'''

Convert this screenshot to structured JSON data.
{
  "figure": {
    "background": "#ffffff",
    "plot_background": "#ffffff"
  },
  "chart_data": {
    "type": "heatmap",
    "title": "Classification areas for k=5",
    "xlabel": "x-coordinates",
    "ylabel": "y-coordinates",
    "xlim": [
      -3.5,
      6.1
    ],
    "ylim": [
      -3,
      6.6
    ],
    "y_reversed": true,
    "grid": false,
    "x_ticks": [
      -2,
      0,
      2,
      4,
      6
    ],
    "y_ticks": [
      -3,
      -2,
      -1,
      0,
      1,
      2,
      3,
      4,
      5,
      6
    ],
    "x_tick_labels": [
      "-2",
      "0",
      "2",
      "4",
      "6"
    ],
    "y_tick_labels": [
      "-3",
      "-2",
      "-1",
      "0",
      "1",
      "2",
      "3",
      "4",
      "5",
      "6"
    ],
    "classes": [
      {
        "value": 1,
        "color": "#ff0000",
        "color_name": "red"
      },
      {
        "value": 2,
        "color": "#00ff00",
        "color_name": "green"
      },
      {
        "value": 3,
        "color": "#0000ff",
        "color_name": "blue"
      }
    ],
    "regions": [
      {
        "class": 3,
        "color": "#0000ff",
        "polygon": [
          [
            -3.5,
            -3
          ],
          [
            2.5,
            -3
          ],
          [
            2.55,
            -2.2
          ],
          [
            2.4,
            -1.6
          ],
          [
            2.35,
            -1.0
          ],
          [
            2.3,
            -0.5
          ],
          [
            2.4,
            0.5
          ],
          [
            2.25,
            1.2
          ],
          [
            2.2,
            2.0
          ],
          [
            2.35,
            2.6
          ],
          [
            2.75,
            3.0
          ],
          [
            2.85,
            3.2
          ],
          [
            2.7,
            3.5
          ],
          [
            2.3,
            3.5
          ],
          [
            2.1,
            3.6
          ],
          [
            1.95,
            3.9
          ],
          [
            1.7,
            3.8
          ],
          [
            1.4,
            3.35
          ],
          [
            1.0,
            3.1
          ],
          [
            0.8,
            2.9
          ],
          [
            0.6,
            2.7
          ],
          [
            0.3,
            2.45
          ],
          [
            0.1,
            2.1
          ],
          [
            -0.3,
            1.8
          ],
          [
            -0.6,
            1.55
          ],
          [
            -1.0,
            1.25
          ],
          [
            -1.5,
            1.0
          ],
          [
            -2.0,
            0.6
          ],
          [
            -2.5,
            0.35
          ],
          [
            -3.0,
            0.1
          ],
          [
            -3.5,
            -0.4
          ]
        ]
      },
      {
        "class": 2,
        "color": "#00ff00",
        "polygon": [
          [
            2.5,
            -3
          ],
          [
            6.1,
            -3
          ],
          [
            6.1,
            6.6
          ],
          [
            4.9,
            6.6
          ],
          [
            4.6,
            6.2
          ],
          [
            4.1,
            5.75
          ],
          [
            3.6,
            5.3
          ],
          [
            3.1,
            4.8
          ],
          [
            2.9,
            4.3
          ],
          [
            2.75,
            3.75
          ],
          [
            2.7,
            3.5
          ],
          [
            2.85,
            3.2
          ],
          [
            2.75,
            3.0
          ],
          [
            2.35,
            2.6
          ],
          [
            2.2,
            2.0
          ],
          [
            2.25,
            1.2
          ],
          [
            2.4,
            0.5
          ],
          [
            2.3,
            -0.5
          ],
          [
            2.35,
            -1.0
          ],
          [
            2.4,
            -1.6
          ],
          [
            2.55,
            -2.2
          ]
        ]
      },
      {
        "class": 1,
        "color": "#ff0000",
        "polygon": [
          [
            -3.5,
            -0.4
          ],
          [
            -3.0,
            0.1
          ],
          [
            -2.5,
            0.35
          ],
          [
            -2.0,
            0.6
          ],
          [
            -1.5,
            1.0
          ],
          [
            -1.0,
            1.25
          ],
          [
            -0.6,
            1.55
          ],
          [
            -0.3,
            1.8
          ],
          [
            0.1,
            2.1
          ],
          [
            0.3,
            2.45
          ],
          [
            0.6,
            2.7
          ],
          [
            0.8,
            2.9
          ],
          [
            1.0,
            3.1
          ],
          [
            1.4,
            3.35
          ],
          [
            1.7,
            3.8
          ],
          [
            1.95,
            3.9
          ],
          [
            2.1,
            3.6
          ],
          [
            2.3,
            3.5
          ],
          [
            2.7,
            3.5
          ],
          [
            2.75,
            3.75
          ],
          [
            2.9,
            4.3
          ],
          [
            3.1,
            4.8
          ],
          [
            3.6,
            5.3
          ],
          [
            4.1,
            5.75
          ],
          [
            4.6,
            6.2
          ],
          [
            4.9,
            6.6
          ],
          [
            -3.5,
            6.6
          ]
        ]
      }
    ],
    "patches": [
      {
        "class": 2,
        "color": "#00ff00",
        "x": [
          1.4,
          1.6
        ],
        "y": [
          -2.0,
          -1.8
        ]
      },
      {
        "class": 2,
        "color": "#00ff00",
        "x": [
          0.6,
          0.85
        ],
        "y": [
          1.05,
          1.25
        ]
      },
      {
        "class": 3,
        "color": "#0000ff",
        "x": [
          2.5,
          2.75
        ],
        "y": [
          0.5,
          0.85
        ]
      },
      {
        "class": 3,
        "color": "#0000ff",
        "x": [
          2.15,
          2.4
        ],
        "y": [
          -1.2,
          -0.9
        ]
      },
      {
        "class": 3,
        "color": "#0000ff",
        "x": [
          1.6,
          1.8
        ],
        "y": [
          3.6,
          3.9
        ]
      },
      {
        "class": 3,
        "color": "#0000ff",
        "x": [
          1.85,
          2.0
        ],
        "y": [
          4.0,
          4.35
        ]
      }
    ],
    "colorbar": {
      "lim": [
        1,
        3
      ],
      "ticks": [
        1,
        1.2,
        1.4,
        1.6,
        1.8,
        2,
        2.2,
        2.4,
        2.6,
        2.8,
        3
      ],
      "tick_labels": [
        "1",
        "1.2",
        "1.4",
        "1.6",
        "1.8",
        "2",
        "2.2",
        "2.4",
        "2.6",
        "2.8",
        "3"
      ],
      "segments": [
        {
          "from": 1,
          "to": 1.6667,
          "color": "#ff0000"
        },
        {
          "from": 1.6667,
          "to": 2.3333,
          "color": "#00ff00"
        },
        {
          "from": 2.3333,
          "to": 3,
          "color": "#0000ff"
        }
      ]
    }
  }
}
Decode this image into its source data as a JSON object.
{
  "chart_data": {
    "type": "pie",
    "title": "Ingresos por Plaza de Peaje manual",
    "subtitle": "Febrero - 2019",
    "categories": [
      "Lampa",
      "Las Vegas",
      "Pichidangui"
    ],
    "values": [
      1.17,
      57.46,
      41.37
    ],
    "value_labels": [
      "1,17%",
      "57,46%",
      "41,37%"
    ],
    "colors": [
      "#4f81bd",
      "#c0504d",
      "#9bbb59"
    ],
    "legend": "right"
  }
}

'''

Go through the records above and set each one down exactly, please.

Convert this screenshot to structured JSON data.
{
  "figure": {
    "background": "#ffffff",
    "plot_background": "#ffffff"
  },
  "chart_data": {
    "type": "heatmap",
    "title": "Classification areas for k=5",
    "xlabel": "x-coordinates",
    "ylabel": "y-coordinates",
    "xlim": [
      -3.5,
      6.1
    ],
    "ylim": [
      -3,
      6.6
    ],
    "y_reversed": true,
    "grid": false,
    "x_ticks": [
      -2,
      0,
      2,
      4,
      6
    ],
    "y_ticks": [
      -3,
      -2,
      -1,
      0,
      1,
      2,
      3,
      4,
      5,
      6
    ],
    "x_tick_labels": [
      "-2",
      "0",
      "2",
      "4",
      "6"
    ],
    "y_tick_labels": [
      "-3",
      "-2",
      "-1",
      "0",
      "1",
      "2",
      "3",
      "4",
      "5",
      "6"
    ],
    "classes": [
      {
        "value": 1,
        "color": "#ff0000",
        "color_name": "red"
      },
      {
        "value": 2,
        "color": "#00ff00",
        "color_name": "green"
      },
      {
        "value": 3,
        "color": "#0000ff",
        "color_name": "blue"
      }
    ],
    "regions": [
      {
        "class": 3,
        "color": "#0000ff",
        "polygon": [
          [
            -3.5,
            -3
          ],
          [
            2.5,
            -3
          ],
          [
            2.55,
            -2.2
          ],
          [
            2.4,
            -1.6
          ],
          [
            2.35,
            -1.0
          ],
          [
            2.3,
            -0.5
          ],
          [
            2.4,
            0.5
          ],
          [
            2.25,
            1.2
          ],
          [
            2.2,
            2.0
          ],
          [
            2.35,
            2.6
          ],
          [
            2.75,
            3.0
          ],
          [
            2.85,
            3.2
          ],
          [
            2.7,
            3.5
          ],
          [
            2.3,
            3.5
          ],
          [
            2.1,
            3.6
          ],
          [
            1.95,
            3.9
          ],
          [
            1.7,
            3.8
          ],
          [
            1.4,
            3.35
          ],
          [
            1.0,
            3.1
          ],
          [
            0.8,
            2.9
          ],
          [
            0.6,
            2.7
          ],
          [
            0.3,
            2.45
          ],
          [
            0.1,
            2.1
          ],
          [
            -0.3,
            1.8
          ],
          [
            -0.6,
            1.55
          ],
          [
            -1.0,
            1.25
          ],
          [
            -1.5,
            1.0
          ],
          [
            -2.0,
            0.6
          ],
          [
            -2.5,
            0.35
          ],
          [
            -3.0,
            0.1
          ],
          [
            -3.5,
            -0.4
          ]
        ]
      },
      {
        "class": 2,
        "color": "#00ff00",
        "polygon": [
          [
            2.5,
            -3
          ],
          [
            6.1,
            -3
          ],
          [
            6.1,
            6.6
          ],
          [
            4.9,
            6.6
          ],
          [
            4.6,
            6.2
          ],
          [
            4.1,
            5.75
          ],
          [
            3.6,
            5.3
          ],
          [
            3.1,
            4.8
          ],
          [
            2.9,
            4.3
          ],
          [
            2.75,
            3.75
          ],
          [
            2.7,
            3.5
          ],
          [
            2.85,
            3.2
          ],
          [
            2.75,
            3.0
          ],
          [
            2.35,
            2.6
          ],
          [
            2.2,
            2.0
          ],
          [
            2.25,
            1.2
          ],
          [
            2.4,
            0.5
          ],
          [
            2.3,
            -0.5
          ],
          [
            2.35,
            -1.0
          ],
          [
            2.4,
            -1.6
          ],
          [
            2.55,
            -2.2
          ]
        ]
      },
      {
        "class": 1,
        "color": "#ff0000",
        "polygon": [
          [
            -3.5,
            -0.4
          ],
          [
            -3.0,
            0.1
          ],
          [
            -2.5,
            0.35
          ],
          [
            -2.0,
            0.6
          ],
          [
            -1.5,
            1.0
          ],
          [
            -1.0,
            1.25
          ],
          [
            -0.6,
            1.55
          ],
          [
            -0.3,
            1.8
          ],
          [
            0.1,
            2.1
          ],
          [
            0.3,
            2.45
          ],
          [
            0.6,
            2.7
          ],
          [
            0.8,
            2.9
          ],
          [
            1.0,
            3.1
          ],
          [
            1.4,
            3.35
          ],
          [
            1.7,
            3.8
          ],
          [
            1.95,
            3.9
          ],
          [
            2.1,
            3.6
          ],
          [
            2.3,
            3.5
          ],
          [
            2.7,
            3.5
          ],
          [
            2.75,
            3.75
          ],
          [
            2.9,
            4.3
          ],
          [
            3.1,
            4.8
          ],
          [
            3.6,
            5.3
          ],
          [
            4.1,
            5.75
          ],
          [
            4.6,
            6.2
          ],
          [
            4.9,
            6.6
          ],
          [
            -3.5,
            6.6
          ]
        ]
      }
    ],
    "patches": [
      {
        "class": 2,
        "color": "#00ff00",
        "x": [
          1.4,
          1.6
        ],
        "y": [
          -2.0,
          -1.8
        ]
      },
      {
        "class": 2,
        "color": "#00ff00",
        "x": [
          0.6,
          0.85
        ],
        "y": [
          1.05,
          1.25
        ]
      },
      {
        "class": 3,
        "color": "#0000ff",
        "x": [
          2.5,
          2.75
        ],
        "y": [
          0.5,
          0.85
        ]
      },
      {
        "class": 3,
        "color": "#0000ff",
        "x": [
          2.15,
          2.4
        ],
        "y": [
          -1.2,
          -0.9
        ]
      },
      {
        "class": 3,
        "color": "#0000ff",
        "x": [
          1.6,
          1.8
        ],
        "y": [
          3.6,
          3.9
        ]
      },
      {
        "class": 3,
        "color": "#0000ff",
        "x": [
          1.85,
          2.0
        ],
        "y": [
          4.0,
          4.35
        ]
      }
    ],
    "colorbar": {
      "lim": [
        1,
        3
      ],
      "ticks": [
        1,
        1.2,
        1.4,
        1.6,
        1.8,
        2,
        2.2,
        2.4,
        2.6,
        2.8,
        3
      ],
      "tick_labels": [
        "1",
        "1.2",
        "1.4",
        "1.6",
        "1.8",
        "2",
        "2.2",
        "2.4",
        "2.6",
        "2.8",
        "3"
      ],
      "segments": [
        {
          "from": 1,
          "to": 1.6667,
          "color": "#ff0000"
        },
        {
          "from": 1.6667,
          "to": 2.3333,
          "color": "#00ff00"
        },
        {
          "from": 2.3333,
          "to": 3,
          "color": "#0000ff"
        }
      ]
    }
  }
}
Decode this image into its source data as a JSON object.
{
  "chart_data": {
    "type": "pie",
    "title": "Ingresos por Plaza de Peaje manual",
    "subtitle": "Febrero - 2019",
    "categories": [
      "Lampa",
      "Las Vegas",
      "Pichidangui"
    ],
    "values": [
      1.17,
      57.46,
      41.37
    ],
    "value_labels": [
      "1,17%",
      "57,46%",
      "41,37%"
    ],
    "colors": [
      "#4f81bd",
      "#c0504d",
      "#9bbb59"
    ],
    "legend": "right"
  }
}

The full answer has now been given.